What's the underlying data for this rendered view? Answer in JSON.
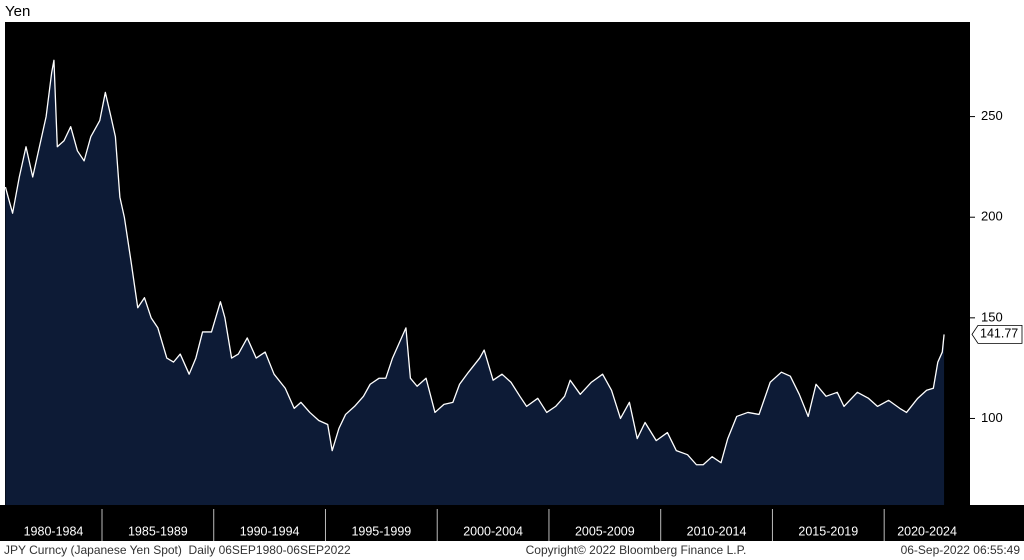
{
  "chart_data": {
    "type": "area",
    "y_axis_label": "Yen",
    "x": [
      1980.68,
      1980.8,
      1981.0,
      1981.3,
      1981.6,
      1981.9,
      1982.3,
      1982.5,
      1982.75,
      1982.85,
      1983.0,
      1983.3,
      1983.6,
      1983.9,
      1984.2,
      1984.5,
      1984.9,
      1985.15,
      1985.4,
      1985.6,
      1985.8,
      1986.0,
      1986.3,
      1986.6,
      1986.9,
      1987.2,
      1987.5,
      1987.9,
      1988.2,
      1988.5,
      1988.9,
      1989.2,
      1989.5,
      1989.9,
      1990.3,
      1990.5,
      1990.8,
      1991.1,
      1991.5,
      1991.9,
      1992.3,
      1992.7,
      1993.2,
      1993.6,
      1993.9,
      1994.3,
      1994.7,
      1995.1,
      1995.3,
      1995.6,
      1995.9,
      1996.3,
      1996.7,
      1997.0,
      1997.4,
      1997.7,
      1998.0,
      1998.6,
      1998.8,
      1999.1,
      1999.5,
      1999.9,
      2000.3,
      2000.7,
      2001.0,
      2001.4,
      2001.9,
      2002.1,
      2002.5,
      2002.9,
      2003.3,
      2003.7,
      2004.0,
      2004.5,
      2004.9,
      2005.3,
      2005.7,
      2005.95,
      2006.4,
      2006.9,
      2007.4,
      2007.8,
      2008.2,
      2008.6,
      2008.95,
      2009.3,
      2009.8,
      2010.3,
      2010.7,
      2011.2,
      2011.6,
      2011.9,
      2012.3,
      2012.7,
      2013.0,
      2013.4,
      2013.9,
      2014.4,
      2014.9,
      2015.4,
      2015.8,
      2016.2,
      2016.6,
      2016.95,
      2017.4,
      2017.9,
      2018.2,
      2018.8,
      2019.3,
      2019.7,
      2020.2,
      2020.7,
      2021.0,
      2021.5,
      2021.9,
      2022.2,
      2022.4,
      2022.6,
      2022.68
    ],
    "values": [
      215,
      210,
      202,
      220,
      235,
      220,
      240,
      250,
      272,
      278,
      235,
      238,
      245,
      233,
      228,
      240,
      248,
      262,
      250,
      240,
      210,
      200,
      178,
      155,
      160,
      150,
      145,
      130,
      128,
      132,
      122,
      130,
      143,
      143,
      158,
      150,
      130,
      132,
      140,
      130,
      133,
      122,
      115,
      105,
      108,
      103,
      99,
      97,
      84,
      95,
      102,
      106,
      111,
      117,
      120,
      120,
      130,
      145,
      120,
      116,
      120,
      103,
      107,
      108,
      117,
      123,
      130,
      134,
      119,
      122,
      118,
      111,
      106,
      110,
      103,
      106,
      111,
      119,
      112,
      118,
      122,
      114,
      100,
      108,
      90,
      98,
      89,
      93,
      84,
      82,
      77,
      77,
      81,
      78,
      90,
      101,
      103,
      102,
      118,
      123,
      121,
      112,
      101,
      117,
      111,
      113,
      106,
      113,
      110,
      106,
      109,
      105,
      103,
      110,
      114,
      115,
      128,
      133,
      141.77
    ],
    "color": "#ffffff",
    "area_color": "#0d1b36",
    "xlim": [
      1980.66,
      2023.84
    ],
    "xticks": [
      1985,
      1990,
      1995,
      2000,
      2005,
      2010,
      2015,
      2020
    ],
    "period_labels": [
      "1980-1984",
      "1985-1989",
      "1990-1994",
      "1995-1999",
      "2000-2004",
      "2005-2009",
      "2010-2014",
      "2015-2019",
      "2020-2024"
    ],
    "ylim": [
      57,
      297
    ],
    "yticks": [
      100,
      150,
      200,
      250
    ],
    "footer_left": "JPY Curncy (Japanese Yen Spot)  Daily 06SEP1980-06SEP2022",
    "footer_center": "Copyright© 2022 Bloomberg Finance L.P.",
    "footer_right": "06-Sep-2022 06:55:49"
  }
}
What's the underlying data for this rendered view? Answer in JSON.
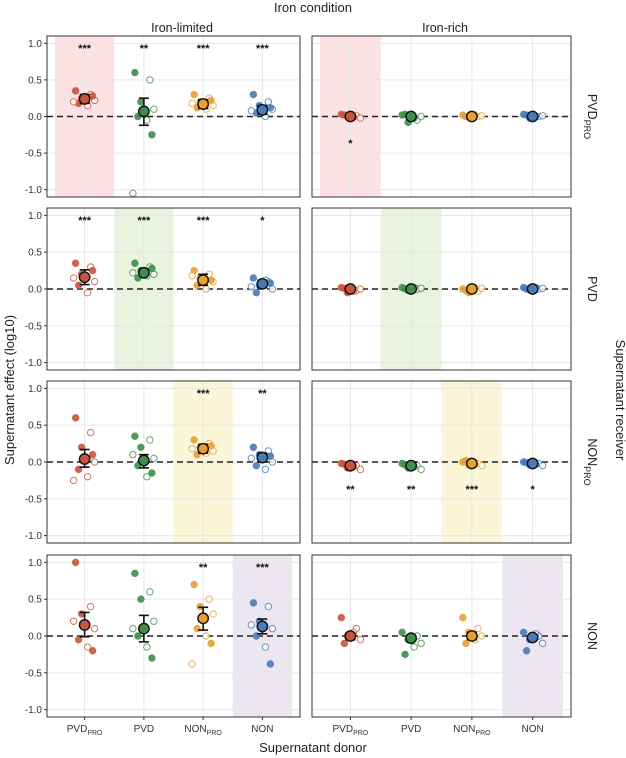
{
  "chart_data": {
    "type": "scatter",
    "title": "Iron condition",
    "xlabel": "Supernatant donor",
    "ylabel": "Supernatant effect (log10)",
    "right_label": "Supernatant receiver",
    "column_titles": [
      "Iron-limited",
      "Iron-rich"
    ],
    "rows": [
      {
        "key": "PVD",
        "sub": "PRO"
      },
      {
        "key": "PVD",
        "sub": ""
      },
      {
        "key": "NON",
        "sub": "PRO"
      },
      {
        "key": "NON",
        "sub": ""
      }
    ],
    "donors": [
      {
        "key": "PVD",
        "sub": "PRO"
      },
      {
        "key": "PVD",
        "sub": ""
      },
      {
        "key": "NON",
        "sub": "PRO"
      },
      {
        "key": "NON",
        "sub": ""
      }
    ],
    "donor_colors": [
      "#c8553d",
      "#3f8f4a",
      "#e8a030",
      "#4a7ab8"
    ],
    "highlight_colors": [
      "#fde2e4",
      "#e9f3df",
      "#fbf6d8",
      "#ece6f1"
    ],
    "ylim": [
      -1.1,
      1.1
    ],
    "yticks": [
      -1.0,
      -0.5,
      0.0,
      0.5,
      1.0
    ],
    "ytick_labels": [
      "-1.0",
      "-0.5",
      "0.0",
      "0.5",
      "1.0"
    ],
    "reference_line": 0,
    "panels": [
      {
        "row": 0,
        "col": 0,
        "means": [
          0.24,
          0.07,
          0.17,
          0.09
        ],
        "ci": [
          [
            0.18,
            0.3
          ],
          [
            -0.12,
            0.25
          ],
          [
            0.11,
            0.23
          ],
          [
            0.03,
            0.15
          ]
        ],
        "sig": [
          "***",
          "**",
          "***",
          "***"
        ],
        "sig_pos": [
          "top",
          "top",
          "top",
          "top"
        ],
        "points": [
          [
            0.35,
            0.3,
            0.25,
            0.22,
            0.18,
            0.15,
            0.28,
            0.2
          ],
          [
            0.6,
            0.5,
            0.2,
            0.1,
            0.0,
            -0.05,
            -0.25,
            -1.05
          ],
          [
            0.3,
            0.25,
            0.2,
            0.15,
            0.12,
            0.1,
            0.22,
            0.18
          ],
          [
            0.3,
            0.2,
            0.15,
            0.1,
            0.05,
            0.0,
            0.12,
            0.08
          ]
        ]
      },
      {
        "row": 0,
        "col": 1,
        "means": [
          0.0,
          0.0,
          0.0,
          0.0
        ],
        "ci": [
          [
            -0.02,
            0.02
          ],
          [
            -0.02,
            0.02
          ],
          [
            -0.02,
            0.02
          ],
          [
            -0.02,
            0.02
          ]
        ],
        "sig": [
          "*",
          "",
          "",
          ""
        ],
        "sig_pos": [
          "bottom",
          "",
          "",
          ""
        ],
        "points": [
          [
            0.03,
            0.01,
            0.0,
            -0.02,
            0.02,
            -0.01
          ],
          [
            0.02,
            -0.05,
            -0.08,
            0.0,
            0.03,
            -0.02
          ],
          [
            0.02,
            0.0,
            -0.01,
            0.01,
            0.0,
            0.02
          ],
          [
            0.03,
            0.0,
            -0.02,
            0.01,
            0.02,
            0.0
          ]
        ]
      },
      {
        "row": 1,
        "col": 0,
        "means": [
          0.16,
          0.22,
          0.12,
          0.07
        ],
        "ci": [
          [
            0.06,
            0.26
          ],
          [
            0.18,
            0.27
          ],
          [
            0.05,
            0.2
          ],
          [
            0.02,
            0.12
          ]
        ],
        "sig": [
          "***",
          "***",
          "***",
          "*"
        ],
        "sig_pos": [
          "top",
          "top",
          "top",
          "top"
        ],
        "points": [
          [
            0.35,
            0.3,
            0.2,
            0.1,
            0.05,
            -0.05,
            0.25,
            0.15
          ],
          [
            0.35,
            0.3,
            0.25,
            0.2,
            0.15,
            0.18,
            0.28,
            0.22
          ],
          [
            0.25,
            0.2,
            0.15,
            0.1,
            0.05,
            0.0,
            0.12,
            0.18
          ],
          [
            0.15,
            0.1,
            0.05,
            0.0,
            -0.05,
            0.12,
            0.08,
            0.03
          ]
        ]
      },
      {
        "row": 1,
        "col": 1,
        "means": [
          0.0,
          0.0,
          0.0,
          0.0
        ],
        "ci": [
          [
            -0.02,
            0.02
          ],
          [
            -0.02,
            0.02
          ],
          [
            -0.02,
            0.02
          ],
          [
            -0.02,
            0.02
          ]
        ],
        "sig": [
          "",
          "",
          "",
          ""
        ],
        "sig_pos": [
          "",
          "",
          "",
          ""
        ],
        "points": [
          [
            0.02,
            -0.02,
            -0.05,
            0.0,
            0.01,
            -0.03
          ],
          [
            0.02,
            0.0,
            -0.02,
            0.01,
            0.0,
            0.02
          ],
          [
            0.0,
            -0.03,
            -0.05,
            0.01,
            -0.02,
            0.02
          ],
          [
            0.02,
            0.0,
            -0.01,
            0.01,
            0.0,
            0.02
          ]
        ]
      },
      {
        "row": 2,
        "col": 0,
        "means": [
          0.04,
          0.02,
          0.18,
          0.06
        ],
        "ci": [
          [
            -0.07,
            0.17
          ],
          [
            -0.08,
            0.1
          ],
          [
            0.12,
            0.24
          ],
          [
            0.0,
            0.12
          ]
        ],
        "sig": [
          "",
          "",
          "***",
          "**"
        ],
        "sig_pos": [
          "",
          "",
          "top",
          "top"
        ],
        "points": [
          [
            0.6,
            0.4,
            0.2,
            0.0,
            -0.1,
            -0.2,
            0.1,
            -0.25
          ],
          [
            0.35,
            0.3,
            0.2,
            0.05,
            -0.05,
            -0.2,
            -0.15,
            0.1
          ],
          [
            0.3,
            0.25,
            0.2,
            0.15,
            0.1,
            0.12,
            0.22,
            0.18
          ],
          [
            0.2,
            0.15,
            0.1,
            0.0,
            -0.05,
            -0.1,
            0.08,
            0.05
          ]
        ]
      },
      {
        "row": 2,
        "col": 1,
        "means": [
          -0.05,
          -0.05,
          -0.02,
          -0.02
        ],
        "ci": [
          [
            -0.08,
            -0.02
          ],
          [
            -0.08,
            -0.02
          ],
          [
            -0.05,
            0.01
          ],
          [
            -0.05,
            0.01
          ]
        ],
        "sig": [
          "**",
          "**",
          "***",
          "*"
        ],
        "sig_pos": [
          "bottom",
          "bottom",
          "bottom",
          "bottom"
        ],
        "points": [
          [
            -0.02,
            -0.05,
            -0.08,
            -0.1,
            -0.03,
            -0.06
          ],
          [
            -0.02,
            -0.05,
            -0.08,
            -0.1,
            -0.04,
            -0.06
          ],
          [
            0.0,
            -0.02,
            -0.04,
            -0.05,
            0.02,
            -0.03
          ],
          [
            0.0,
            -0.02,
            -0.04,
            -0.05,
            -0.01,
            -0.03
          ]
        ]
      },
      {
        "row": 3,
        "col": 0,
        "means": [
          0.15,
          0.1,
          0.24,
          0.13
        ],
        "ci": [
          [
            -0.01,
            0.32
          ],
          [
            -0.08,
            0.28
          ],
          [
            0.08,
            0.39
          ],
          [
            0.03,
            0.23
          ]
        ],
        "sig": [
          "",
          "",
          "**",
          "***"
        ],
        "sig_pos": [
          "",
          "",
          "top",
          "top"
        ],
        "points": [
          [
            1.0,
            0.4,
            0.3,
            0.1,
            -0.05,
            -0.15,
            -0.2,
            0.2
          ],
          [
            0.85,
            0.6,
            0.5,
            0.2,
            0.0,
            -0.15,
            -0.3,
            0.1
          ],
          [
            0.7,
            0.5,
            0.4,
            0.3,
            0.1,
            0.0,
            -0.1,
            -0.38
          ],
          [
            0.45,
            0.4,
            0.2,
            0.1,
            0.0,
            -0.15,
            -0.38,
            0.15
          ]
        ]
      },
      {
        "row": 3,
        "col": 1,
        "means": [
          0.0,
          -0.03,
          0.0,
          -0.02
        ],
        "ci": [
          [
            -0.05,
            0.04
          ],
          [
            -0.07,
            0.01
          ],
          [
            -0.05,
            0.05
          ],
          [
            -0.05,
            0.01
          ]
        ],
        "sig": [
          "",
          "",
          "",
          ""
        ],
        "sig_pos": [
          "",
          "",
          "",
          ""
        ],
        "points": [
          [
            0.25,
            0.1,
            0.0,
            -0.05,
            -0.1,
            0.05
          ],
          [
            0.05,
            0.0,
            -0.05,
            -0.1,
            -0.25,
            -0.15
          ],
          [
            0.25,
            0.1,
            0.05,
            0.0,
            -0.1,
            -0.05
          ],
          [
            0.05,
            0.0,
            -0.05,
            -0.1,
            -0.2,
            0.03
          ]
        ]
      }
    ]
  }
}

■ TASK STATEMENT ■
Reply with the number of lines in the material above that contain "Supernatant", and nothing more.

■ THE OUTPUT ■
3